▶ [Material]
* BEGIN *
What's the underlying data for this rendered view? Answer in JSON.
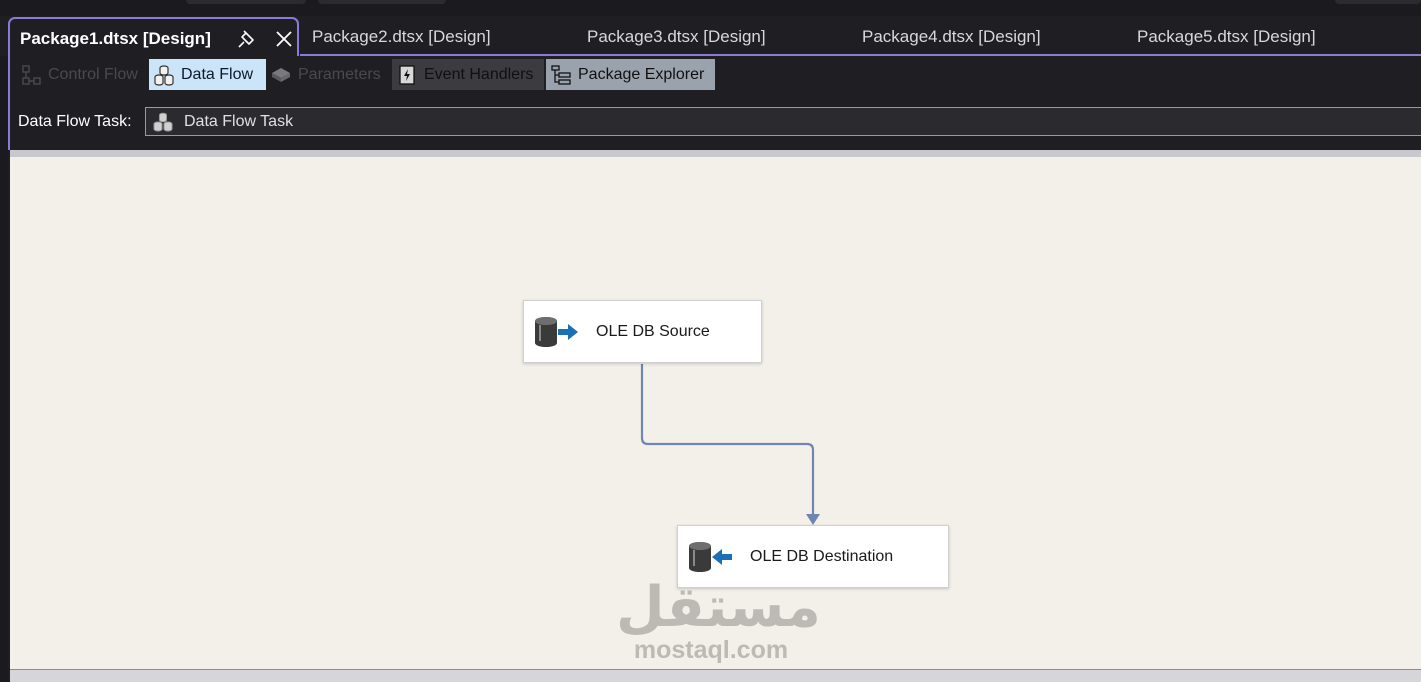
{
  "tabs": {
    "active": "Package1.dtsx [Design]",
    "others": [
      "Package2.dtsx [Design]",
      "Package3.dtsx [Design]",
      "Package4.dtsx [Design]",
      "Package5.dtsx [Design]"
    ]
  },
  "designer_tabs": {
    "control_flow": "Control Flow",
    "data_flow": "Data Flow",
    "parameters": "Parameters",
    "event_handlers": "Event Handlers",
    "package_explorer": "Package Explorer",
    "selected": "Data Flow"
  },
  "task_selector": {
    "label": "Data Flow Task:",
    "value": "Data Flow Task"
  },
  "components": {
    "source": "OLE DB Source",
    "destination": "OLE DB Destination"
  },
  "watermark": {
    "arabic": "مستقل",
    "latin": "mostaql.com"
  },
  "colors": {
    "accent": "#8b7ad8",
    "canvas": "#f3f0ea",
    "path_line": "#6d87b0",
    "selected_tab": "#cce4f7"
  }
}
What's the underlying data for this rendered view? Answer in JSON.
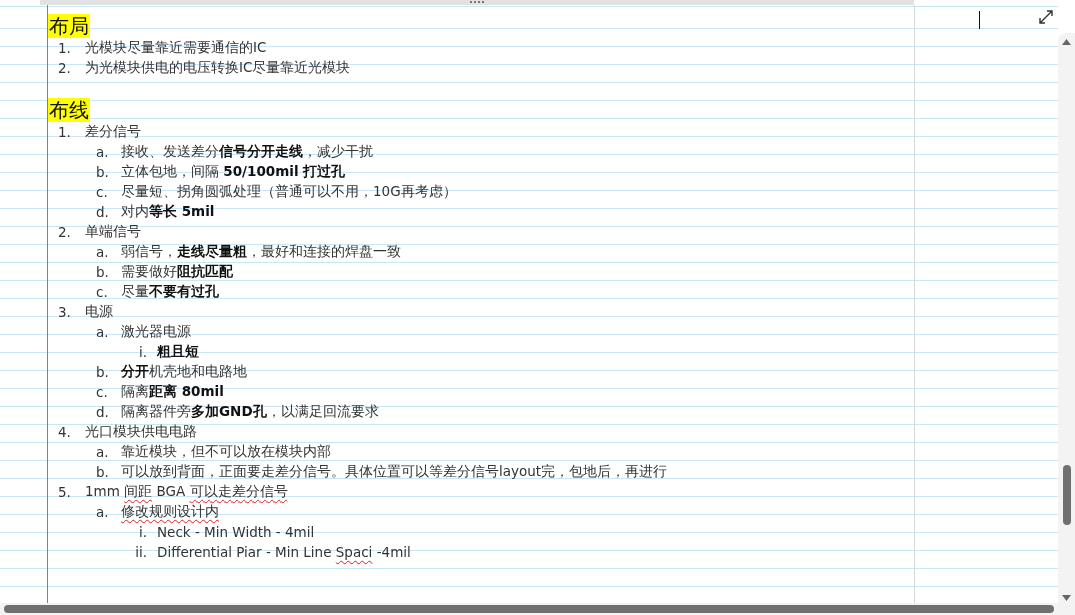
* END *
▶ [Work instructions] Repeat the records above exactly, leaving out any pictures they contain.

▶ [The completed task]
What's the underlying data for this rendered view? Answer in JSON.
{
  "tabs": {
    "active": "Package1.dtsx [Design]",
    "others": [
      "Package2.dtsx [Design]",
      "Package3.dtsx [Design]",
      "Package4.dtsx [Design]",
      "Package5.dtsx [Design]"
    ]
  },
  "designer_tabs": {
    "control_flow": "Control Flow",
    "data_flow": "Data Flow",
    "parameters": "Parameters",
    "event_handlers": "Event Handlers",
    "package_explorer": "Package Explorer",
    "selected": "Data Flow"
  },
  "task_selector": {
    "label": "Data Flow Task:",
    "value": "Data Flow Task"
  },
  "components": {
    "source": "OLE DB Source",
    "destination": "OLE DB Destination"
  },
  "watermark": {
    "arabic": "مستقل",
    "latin": "mostaql.com"
  },
  "colors": {
    "accent": "#8b7ad8",
    "canvas": "#f3f0ea",
    "path_line": "#6d87b0",
    "selected_tab": "#cce4f7"
  }
}
What's the underlying data for this rendered view? Answer in JSON.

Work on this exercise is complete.